→ **提供テキスト**:
┌──
映画観賞……それは〈中略〉……めっちゃコスパの良いエンタメ……。

 これは……〈中略〉……映画について、いい加減な知識と思い出を元に徒然なるままに書くコーナーである。

 

 

 

▼『映画を語れてと言われても』

 

 

 

 

 TODAY'S
 
第七十三回『まるでシナリオのピタゴラスイッチやぁ~!!!“シュガーラッシュ”』


 タグ:CGアニメ TVゲーム アクション お菓子 

 




 

『シュガーラッシュ』

2013年公開

監督:リッチ・ムーア

脚本:フィル・ジョンストン ジェニファー・リー

声の出演:ジョン・C・ライリー他

 

 

 

 

 

あらすじ

 とある閉店後のゲームセンター……。

 そこではその日の仕事を終えた各ゲーム機のキャラ達が、ゲーム機を繋ぐタコ足コンセントを通じて各々自由に各ゲーム機を行き来し、交流を深めていた。

 そんなゲームのキャラの一人、大男のラルフは『フィックス・イット・フェリックス』というゲーム機内で、なんでも治す不思議なハンマーを持つ主役キャラ・フェリックスの倒すべき悪役として、何でも壊すパワーでゲーム内で破壊の限りを尽くす日常を送っていた。
└──
→ **掲載項目一覧**:
┌──
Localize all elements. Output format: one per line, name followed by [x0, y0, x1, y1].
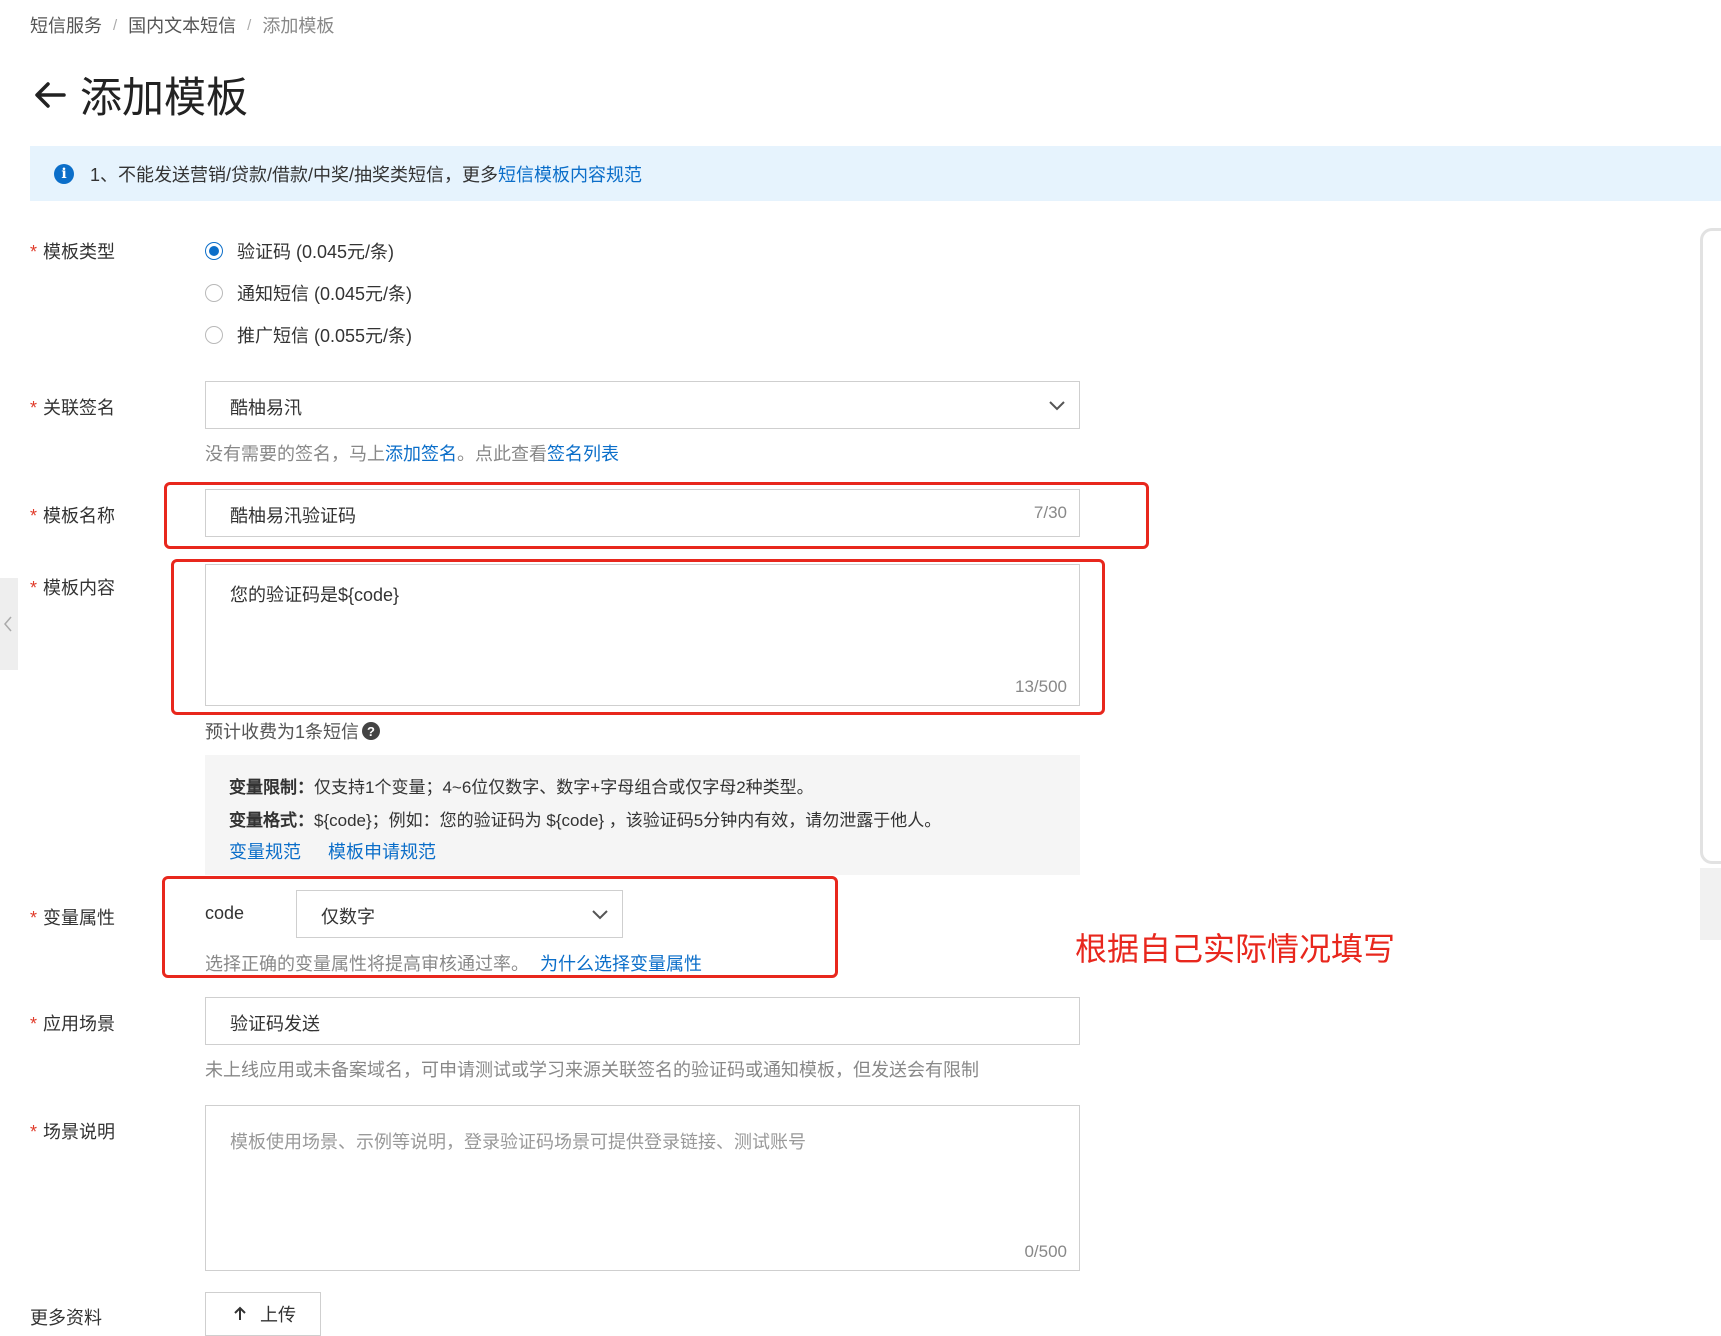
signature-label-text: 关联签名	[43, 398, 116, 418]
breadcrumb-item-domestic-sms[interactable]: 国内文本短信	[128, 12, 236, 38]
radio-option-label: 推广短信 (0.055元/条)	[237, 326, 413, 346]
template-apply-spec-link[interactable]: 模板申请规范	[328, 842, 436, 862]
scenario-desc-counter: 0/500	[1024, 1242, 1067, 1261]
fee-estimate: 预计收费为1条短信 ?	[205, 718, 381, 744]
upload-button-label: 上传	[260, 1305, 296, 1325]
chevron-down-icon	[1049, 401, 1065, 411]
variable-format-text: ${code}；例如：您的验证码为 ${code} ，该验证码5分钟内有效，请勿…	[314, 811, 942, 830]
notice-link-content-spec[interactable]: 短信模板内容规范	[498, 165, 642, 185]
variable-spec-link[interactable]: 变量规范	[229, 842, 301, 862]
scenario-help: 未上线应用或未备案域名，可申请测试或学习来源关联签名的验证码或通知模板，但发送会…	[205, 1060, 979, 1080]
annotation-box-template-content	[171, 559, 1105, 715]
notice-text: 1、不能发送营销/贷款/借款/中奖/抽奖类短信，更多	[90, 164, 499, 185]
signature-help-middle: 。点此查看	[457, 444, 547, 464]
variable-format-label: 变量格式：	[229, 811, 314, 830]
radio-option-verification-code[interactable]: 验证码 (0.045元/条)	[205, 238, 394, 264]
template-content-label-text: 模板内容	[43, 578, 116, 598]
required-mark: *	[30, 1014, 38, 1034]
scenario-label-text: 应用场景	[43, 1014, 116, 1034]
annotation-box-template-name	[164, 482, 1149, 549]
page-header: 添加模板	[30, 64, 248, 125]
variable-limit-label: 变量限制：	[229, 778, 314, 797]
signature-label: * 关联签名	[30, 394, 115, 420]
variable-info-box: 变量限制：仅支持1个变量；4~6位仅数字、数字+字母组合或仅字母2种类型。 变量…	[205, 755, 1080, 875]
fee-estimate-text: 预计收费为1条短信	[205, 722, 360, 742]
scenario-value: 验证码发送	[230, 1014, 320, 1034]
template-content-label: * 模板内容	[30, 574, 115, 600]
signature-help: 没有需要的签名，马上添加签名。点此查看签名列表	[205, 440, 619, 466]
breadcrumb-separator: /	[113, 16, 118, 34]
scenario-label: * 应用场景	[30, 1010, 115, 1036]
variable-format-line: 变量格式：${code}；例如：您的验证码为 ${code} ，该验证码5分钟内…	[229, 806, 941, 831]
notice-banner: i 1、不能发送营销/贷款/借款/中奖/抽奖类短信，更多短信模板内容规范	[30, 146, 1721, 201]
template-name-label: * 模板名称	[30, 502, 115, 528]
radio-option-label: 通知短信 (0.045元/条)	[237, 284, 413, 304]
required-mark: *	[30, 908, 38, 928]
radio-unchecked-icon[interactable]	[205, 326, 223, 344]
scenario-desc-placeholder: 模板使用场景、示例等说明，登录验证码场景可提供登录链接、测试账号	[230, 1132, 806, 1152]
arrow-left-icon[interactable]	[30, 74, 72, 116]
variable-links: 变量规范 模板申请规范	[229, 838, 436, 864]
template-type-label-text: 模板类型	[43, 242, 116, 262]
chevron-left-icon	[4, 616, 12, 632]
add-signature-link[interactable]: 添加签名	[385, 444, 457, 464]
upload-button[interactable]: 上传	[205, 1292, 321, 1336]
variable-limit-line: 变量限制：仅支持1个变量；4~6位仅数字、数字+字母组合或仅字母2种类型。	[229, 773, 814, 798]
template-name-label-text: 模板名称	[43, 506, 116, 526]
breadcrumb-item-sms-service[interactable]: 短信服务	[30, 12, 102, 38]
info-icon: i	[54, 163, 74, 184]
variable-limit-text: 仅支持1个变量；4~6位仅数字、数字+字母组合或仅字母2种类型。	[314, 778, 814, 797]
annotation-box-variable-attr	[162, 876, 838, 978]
└──
→ **設定課題 A**:
『シュガーラッシュ』の紹介文では、監督として誰の名前が挙げられていますか?
→ **設定課題 B**:
『シュガーラッシュ』の紹介文を、最後の文の後から書き継いでください。
項目はこの作業には一切関係しません。

→ **想定解答 A**:
リッチ・ムーアです。

→ **想定解答 B**:
 だが、悪役故にゲーム内外のキャラから疎まれ深く傷つき、同じ悩みを持つ悪役ゲームキャラの合同セラピーに参加しては、悩みを語り合っていたが、それで心の痛みが消えることはなく、セラピー仲間からは他のゲームに勝手に移住し、双方のゲームに撤去の危機を迎えさせる〈ターボ〉だけはするなと釘をさされる。

 そんな日々の中、『フィックス・イット・フェリックス』稼働開始30周年記念パーティにゲーム内のキャラ達から招待されなかったことからラルフは遂にブチ切れ、ゲーム内のヒーローの証の〈メダル〉を手に入れて『フィックス・イット・フェリックス』のキャラ達を見返してやることを決心する。

 とはいえ、メダルを手に入れることは容易ではなく、悩みまくるラルフ、しかい行きつけのバーにて、ゲーム内戦闘の恐怖から飲んだくれていた『ヒーローズ・デューティ』のキャラから、そのゲームでメダルを手に入れられる事を知る。

 早速酔いつぶれた件のゲームのキャラからコスチュームを拝借して変装し、『ヒーローズ・ビューティ』に潜入するラルフ。

 そこは食した物体の特性を吸収し、無限に進化増殖する巨大昆虫(サイ・バグ)と、人類の軍が終わりなき戦いを繰り広げる最新のFPS(ファーストパーソン・シューティングゲーム)ゲームであった。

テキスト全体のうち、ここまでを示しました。